(WHAT THE TASK ASKS): Type out the records that follow, exactly as given.

>> Start DATA EXCERPTS

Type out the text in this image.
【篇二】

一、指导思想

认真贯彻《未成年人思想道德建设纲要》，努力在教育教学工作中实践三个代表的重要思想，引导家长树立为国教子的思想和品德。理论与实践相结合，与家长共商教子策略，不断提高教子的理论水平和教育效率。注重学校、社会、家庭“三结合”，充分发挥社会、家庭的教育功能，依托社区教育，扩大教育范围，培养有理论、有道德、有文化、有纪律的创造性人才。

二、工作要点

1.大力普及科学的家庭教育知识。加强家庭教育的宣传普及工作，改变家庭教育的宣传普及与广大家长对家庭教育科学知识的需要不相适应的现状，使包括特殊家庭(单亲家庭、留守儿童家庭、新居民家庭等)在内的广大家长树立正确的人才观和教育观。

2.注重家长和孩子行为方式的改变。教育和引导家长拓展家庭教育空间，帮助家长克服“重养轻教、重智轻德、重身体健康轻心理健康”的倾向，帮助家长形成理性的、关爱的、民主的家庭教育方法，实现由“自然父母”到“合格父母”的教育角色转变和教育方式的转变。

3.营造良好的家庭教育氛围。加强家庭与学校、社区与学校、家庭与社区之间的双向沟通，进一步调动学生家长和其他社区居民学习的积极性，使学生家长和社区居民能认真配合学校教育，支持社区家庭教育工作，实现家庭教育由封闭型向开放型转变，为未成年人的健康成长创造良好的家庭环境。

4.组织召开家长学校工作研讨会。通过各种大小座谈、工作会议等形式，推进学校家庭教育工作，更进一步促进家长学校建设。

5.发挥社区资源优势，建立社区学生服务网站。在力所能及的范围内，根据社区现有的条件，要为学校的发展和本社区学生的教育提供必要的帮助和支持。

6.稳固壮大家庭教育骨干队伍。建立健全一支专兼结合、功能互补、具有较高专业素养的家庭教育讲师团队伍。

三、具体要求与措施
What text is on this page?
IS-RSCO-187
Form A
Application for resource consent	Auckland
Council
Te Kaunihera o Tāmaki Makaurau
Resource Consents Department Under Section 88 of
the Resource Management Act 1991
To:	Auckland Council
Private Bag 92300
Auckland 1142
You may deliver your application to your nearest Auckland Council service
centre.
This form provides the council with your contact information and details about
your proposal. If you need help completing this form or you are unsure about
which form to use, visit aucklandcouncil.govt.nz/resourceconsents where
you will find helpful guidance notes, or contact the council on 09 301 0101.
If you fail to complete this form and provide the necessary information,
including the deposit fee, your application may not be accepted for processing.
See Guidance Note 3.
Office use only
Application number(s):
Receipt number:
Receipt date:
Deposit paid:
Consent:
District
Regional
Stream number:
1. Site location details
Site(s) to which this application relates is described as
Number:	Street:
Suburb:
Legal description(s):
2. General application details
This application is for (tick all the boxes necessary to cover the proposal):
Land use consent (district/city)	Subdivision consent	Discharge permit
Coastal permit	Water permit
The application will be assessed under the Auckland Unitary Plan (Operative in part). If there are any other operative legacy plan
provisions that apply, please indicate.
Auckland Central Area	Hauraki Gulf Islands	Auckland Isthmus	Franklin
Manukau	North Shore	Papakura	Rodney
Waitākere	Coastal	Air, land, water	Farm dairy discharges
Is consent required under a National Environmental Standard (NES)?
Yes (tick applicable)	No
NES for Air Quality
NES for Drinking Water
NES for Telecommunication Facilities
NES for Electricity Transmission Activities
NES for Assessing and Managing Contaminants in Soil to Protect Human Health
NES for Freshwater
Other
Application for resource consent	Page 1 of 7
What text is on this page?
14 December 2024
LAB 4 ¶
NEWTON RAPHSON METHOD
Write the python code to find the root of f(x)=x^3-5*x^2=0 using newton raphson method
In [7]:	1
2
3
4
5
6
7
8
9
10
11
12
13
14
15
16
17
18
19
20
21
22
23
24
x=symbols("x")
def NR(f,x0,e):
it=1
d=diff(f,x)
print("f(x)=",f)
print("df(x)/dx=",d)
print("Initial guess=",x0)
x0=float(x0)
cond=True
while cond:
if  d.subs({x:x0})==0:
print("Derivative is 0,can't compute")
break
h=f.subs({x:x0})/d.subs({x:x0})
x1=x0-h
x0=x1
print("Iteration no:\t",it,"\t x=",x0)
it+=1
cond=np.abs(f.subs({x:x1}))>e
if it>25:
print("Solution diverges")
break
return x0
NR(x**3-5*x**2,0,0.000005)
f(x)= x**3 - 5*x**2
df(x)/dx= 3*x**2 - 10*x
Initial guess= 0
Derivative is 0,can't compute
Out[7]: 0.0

>> End DATA EXCERPTS

(PROBLEM SOLUTION):
Type out the text in this image.
【篇二】

一、指导思想

认真贯彻《未成年人思想道德建设纲要》，努力在教育教学工作中实践三个代表的重要思想，引导家长树立为国教子的思想和品德。理论与实践相结合，与家长共商教子策略，不断提高教子的理论水平和教育效率。注重学校、社会、家庭“三结合”，充分发挥社会、家庭的教育功能，依托社区教育，扩大教育范围，培养有理论、有道德、有文化、有纪律的创造性人才。

二、工作要点

1.大力普及科学的家庭教育知识。加强家庭教育的宣传普及工作，改变家庭教育的宣传普及与广大家长对家庭教育科学知识的需要不相适应的现状，使包括特殊家庭(单亲家庭、留守儿童家庭、新居民家庭等)在内的广大家长树立正确的人才观和教育观。

2.注重家长和孩子行为方式的改变。教育和引导家长拓展家庭教育空间，帮助家长克服“重养轻教、重智轻德、重身体健康轻心理健康”的倾向，帮助家长形成理性的、关爱的、民主的家庭教育方法，实现由“自然父母”到“合格父母”的教育角色转变和教育方式的转变。

3.营造良好的家庭教育氛围。加强家庭与学校、社区与学校、家庭与社区之间的双向沟通，进一步调动学生家长和其他社区居民学习的积极性，使学生家长和社区居民能认真配合学校教育，支持社区家庭教育工作，实现家庭教育由封闭型向开放型转变，为未成年人的健康成长创造良好的家庭环境。

4.组织召开家长学校工作研讨会。通过各种大小座谈、工作会议等形式，推进学校家庭教育工作，更进一步促进家长学校建设。

5.发挥社区资源优势，建立社区学生服务网站。在力所能及的范围内，根据社区现有的条件，要为学校的发展和本社区学生的教育提供必要的帮助和支持。

6.稳固壮大家庭教育骨干队伍。建立健全一支专兼结合、功能互补、具有较高专业素养的家庭教育讲师团队伍。

三、具体要求与措施
What text is on this page?
IS-RSCO-187
Form A
Application for resource consent	Auckland
Council
Te Kaunihera o Tāmaki Makaurau
Resource Consents Department Under Section 88 of
the Resource Management Act 1991
To:	Auckland Council
Private Bag 92300
Auckland 1142
You may deliver your application to your nearest Auckland Council service
centre.
This form provides the council with your contact information and details about
your proposal. If you need help completing this form or you are unsure about
which form to use, visit aucklandcouncil.govt.nz/resourceconsents where
you will find helpful guidance notes, or contact the council on 09 301 0101.
If you fail to complete this form and provide the necessary information,
including the deposit fee, your application may not be accepted for processing.
See Guidance Note 3.
Office use only
Application number(s):
Receipt number:
Receipt date:
Deposit paid:
Consent:
District
Regional
Stream number:
1. Site location details
Site(s) to which this application relates is described as
Number:	Street:
Suburb:
Legal description(s):
2. General application details
This application is for (tick all the boxes necessary to cover the proposal):
Land use consent (district/city)	Subdivision consent	Discharge permit
Coastal permit	Water permit
The application will be assessed under the Auckland Unitary Plan (Operative in part). If there are any other operative legacy plan
provisions that apply, please indicate.
Auckland Central Area	Hauraki Gulf Islands	Auckland Isthmus	Franklin
Manukau	North Shore	Papakura	Rodney
Waitākere	Coastal	Air, land, water	Farm dairy discharges
Is consent required under a National Environmental Standard (NES)?
Yes (tick applicable)	No
NES for Air Quality
NES for Drinking Water
NES for Telecommunication Facilities
NES for Electricity Transmission Activities
NES for Assessing and Managing Contaminants in Soil to Protect Human Health
NES for Freshwater
Other
Application for resource consent	Page 1 of 7
What text is on this page?
14 December 2024
LAB 4 ¶
NEWTON RAPHSON METHOD
Write the python code to find the root of f(x)=x^3-5*x^2=0 using newton raphson method
In [7]:	1
2
3
4
5
6
7
8
9
10
11
12
13
14
15
16
17
18
19
20
21
22
23
24
x=symbols("x")
def NR(f,x0,e):
it=1
d=diff(f,x)
print("f(x)=",f)
print("df(x)/dx=",d)
print("Initial guess=",x0)
x0=float(x0)
cond=True
while cond:
if  d.subs({x:x0})==0:
print("Derivative is 0,can't compute")
break
h=f.subs({x:x0})/d.subs({x:x0})
x1=x0-h
x0=x1
print("Iteration no:\t",it,"\t x=",x0)
it+=1
cond=np.abs(f.subs({x:x1}))>e
if it>25:
print("Solution diverges")
break
return x0
NR(x**3-5*x**2,0,0.000005)
f(x)= x**3 - 5*x**2
df(x)/dx= 3*x**2 - 10*x
Initial guess= 0
Derivative is 0,can't compute
Out[7]: 0.0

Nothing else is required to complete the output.